-- Begin Dataset records --

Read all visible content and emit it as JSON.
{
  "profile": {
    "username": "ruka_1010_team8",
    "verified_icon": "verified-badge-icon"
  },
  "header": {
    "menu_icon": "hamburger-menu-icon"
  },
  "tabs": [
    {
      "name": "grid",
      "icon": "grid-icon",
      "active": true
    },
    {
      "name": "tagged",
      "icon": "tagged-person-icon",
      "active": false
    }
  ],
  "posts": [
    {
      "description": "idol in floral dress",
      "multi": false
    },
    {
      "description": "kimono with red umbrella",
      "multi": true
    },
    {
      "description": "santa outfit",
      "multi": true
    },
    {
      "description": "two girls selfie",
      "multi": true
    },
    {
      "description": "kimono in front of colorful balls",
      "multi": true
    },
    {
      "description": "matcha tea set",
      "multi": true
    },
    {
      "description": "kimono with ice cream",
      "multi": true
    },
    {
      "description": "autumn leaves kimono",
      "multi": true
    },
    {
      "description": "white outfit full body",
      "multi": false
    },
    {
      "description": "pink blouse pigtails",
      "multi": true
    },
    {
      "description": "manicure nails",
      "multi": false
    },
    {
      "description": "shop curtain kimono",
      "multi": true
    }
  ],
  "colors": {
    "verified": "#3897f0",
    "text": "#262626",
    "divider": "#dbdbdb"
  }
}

-- End Dataset records --

**Exercise:** Would you copy out each line exactly as written?

**Solution to this problem:**
Read all visible content and emit it as JSON.
{
  "profile": {
    "username": "ruka_1010_team8",
    "verified_icon": "verified-badge-icon"
  },
  "header": {
    "menu_icon": "hamburger-menu-icon"
  },
  "tabs": [
    {
      "name": "grid",
      "icon": "grid-icon",
      "active": true
    },
    {
      "name": "tagged",
      "icon": "tagged-person-icon",
      "active": false
    }
  ],
  "posts": [
    {
      "description": "idol in floral dress",
      "multi": false
    },
    {
      "description": "kimono with red umbrella",
      "multi": true
    },
    {
      "description": "santa outfit",
      "multi": true
    },
    {
      "description": "two girls selfie",
      "multi": true
    },
    {
      "description": "kimono in front of colorful balls",
      "multi": true
    },
    {
      "description": "matcha tea set",
      "multi": true
    },
    {
      "description": "kimono with ice cream",
      "multi": true
    },
    {
      "description": "autumn leaves kimono",
      "multi": true
    },
    {
      "description": "white outfit full body",
      "multi": false
    },
    {
      "description": "pink blouse pigtails",
      "multi": true
    },
    {
      "description": "manicure nails",
      "multi": false
    },
    {
      "description": "shop curtain kimono",
      "multi": true
    }
  ],
  "colors": {
    "verified": "#3897f0",
    "text": "#262626",
    "divider": "#dbdbdb"
  }
}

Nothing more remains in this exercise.